──────── Records shown

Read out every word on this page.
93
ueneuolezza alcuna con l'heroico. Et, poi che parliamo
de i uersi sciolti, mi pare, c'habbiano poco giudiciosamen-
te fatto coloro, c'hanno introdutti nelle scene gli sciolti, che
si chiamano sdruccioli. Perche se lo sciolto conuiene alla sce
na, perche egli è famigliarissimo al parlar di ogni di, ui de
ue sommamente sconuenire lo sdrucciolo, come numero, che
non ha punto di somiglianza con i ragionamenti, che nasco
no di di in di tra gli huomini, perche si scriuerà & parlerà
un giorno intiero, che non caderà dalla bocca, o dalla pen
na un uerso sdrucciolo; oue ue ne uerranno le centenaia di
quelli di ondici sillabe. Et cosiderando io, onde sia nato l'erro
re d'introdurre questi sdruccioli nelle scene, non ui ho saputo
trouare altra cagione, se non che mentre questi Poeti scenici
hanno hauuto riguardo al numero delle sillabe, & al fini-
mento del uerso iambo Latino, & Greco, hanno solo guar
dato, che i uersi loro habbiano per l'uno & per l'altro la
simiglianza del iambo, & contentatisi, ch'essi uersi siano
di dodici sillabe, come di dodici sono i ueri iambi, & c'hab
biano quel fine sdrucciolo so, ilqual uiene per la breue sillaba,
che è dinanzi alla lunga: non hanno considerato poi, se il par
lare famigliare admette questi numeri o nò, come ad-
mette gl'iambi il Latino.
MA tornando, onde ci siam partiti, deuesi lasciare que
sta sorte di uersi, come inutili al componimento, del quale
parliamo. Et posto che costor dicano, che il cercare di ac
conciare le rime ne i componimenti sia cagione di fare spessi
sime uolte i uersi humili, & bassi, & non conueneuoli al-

────────────────

== Exercise task ==
Write out all of the records above exactly as they appear.

== Complete output ==
Read out every word on this page.
93
ueneuolezza alcuna con l'heroico. Et, poi che parliamo
de i uersi sciolti, mi pare, c'habbiano poco giudiciosamen-
te fatto coloro, c'hanno introdutti nelle scene gli sciolti, che
si chiamano sdruccioli. Perche se lo sciolto conuiene alla sce
na, perche egli è famigliarissimo al parlar di ogni di, ui de
ue sommamente sconuenire lo sdrucciolo, come numero, che
non ha punto di somiglianza con i ragionamenti, che nasco
no di di in di tra gli huomini, perche si scriuerà & parlerà
un giorno intiero, che non caderà dalla bocca, o dalla pen
na un uerso sdrucciolo; oue ue ne uerranno le centenaia di
quelli di ondici sillabe. Et cosiderando io, onde sia nato l'erro
re d'introdurre questi sdruccioli nelle scene, non ui ho saputo
trouare altra cagione, se non che mentre questi Poeti scenici
hanno hauuto riguardo al numero delle sillabe, & al fini-
mento del uerso iambo Latino, & Greco, hanno solo guar
dato, che i uersi loro habbiano per l'uno & per l'altro la
simiglianza del iambo, & contentatisi, ch'essi uersi siano
di dodici sillabe, come di dodici sono i ueri iambi, & c'hab
biano quel fine sdrucciolo so, ilqual uiene per la breue sillaba,
che è dinanzi alla lunga: non hanno considerato poi, se il par
lare famigliare admette questi numeri o nò, come ad-
mette gl'iambi il Latino.
MA tornando, onde ci siam partiti, deuesi lasciare que
sta sorte di uersi, come inutili al componimento, del quale
parliamo. Et posto che costor dicano, che il cercare di ac
conciare le rime ne i componimenti sia cagione di fare spessi
sime uolte i uersi humili, & bassi, & non conueneuoli al-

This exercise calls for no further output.